_WORK TO BE COMPLETED_
Which lines below hold the word "Mary"? Copy all of them.

══ INPUT FOR THIS TASK ══

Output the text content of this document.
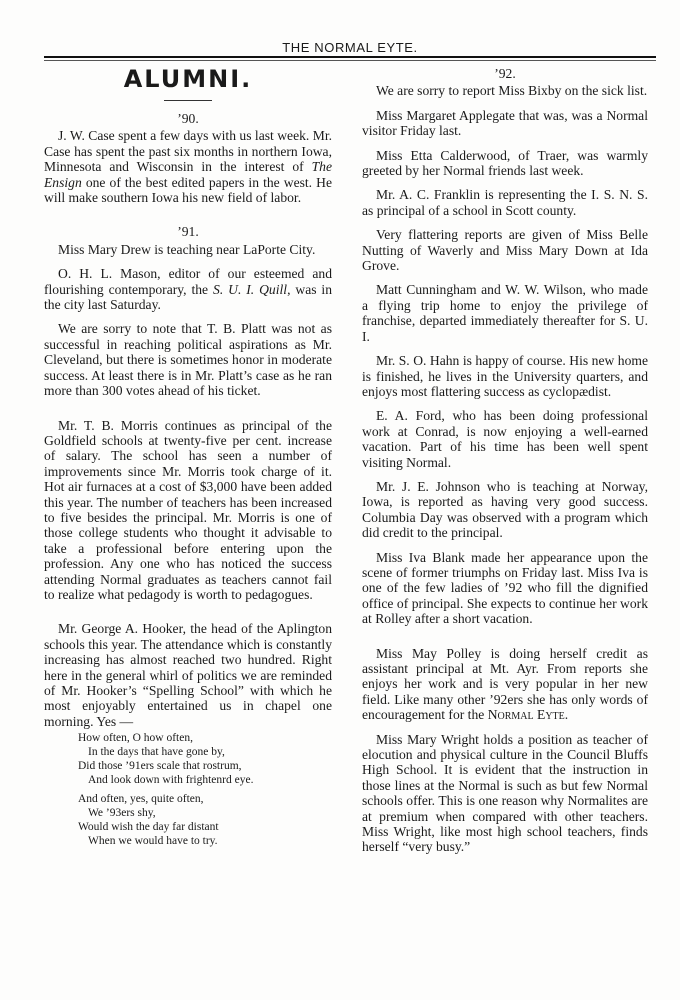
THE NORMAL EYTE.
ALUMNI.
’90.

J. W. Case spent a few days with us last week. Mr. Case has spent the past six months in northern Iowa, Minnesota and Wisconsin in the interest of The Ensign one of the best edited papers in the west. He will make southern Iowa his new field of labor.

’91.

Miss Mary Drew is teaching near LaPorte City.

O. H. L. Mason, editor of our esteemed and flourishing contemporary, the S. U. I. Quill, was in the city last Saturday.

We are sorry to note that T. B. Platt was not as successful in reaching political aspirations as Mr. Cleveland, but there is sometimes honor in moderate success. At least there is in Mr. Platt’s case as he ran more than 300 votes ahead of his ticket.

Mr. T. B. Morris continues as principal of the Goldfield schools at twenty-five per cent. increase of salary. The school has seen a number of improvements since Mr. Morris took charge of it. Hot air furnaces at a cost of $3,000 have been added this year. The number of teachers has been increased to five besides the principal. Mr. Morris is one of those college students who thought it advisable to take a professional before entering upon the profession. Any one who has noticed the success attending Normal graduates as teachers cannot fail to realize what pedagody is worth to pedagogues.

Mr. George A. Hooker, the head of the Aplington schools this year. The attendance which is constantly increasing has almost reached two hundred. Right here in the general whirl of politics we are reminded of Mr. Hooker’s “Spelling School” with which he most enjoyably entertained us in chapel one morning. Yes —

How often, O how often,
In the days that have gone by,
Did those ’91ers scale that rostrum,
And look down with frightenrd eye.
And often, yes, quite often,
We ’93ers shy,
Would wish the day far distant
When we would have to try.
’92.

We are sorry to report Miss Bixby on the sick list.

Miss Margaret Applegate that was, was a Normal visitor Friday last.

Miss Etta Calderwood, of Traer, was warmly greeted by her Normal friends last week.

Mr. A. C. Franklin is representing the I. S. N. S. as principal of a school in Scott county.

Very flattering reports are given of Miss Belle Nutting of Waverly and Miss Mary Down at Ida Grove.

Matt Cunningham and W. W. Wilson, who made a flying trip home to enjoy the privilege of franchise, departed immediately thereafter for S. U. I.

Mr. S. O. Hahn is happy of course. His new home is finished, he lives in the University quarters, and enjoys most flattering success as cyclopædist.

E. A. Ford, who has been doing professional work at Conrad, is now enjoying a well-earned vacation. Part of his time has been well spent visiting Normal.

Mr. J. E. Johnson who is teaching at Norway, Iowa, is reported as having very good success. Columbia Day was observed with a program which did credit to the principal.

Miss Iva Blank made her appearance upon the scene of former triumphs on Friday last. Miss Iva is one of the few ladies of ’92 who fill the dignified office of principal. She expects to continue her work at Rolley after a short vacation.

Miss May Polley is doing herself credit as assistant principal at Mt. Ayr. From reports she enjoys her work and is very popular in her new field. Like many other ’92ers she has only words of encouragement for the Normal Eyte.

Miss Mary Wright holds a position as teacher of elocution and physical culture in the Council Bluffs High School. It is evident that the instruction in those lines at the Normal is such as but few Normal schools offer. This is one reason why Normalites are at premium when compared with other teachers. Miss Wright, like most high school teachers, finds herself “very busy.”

═══
══ INPUT FOR THIS TASK ══

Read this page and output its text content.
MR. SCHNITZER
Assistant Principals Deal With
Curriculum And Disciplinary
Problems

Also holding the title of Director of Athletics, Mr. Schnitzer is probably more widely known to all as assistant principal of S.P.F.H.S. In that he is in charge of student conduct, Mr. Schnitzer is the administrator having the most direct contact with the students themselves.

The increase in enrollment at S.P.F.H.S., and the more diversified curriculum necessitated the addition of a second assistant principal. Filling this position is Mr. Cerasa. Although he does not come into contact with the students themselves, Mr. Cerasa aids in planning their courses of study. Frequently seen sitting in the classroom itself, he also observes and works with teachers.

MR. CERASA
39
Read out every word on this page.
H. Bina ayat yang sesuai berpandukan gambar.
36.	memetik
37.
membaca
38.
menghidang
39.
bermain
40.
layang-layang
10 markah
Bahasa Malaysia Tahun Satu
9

═══

_SOLUTION TO THIS PROBLEM_
Miss Mary Drew is teaching near LaPorte City.
Very flattering reports are given of Miss Belle Nutting of Waverly and Miss Mary Down at Ida Grove.
Miss Mary Wright holds a position as teacher of elocution and physical culture in the Council Bluffs High School. It is evident that the instruction in those lines at the Normal is such as but few Normal schools offer. This is one reason why Normalites are at premium when compared with other teachers. Miss Wright, like most high school teachers, finds herself “very busy.”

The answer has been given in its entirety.